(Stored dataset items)
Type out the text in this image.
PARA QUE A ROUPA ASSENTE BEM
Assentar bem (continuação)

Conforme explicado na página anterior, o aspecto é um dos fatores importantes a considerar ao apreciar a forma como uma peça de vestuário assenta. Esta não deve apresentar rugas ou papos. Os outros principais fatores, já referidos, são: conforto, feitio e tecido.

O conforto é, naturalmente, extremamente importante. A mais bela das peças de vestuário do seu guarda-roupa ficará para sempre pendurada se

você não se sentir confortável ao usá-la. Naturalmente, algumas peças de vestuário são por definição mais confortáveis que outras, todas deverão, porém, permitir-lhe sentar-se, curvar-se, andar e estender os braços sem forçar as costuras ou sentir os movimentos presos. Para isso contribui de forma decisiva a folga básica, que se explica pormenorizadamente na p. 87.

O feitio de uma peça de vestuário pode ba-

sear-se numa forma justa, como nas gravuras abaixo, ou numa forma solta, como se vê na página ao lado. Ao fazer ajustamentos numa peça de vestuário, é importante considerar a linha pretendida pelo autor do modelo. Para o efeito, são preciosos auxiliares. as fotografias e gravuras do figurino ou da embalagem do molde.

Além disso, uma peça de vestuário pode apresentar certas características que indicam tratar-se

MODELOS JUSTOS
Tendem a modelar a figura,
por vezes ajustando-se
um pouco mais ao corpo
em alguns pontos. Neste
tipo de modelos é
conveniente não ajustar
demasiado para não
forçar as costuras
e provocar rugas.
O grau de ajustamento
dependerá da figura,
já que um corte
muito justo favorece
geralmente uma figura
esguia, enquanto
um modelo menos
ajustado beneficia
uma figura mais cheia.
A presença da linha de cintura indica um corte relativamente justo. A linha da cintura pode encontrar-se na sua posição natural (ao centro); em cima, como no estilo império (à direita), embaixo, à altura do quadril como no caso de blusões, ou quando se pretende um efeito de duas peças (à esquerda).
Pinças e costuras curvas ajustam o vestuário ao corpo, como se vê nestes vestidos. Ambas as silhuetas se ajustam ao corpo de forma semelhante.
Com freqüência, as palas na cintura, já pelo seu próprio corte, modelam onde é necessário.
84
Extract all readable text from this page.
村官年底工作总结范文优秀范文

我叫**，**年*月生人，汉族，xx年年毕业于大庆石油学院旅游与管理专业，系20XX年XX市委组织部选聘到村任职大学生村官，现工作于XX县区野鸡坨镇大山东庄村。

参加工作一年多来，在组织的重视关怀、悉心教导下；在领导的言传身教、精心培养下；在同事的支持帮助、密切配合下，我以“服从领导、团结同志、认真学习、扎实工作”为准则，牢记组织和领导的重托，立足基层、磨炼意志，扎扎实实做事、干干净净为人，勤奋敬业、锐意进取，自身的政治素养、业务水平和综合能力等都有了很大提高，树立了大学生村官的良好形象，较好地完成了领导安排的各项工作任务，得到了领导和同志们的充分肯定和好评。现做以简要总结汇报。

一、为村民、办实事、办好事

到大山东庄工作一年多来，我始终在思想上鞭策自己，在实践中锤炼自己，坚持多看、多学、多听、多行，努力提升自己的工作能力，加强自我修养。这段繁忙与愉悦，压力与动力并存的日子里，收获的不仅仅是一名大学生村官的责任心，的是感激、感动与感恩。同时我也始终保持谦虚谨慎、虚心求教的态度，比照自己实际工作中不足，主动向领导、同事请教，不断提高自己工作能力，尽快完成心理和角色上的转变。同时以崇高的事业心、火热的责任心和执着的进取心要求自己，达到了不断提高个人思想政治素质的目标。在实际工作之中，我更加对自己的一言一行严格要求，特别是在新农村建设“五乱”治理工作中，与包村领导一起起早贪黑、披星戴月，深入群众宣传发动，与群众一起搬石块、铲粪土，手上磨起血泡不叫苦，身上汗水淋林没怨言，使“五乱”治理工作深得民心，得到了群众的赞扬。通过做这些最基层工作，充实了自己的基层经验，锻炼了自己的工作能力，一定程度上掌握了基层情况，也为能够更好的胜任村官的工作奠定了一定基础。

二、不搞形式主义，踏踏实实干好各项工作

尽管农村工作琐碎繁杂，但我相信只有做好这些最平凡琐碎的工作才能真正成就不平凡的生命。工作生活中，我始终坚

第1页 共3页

- [Required task] Look through the entries above and report the number of lines that contain "corte". Write only the number.

- [Answer to the exercise] 3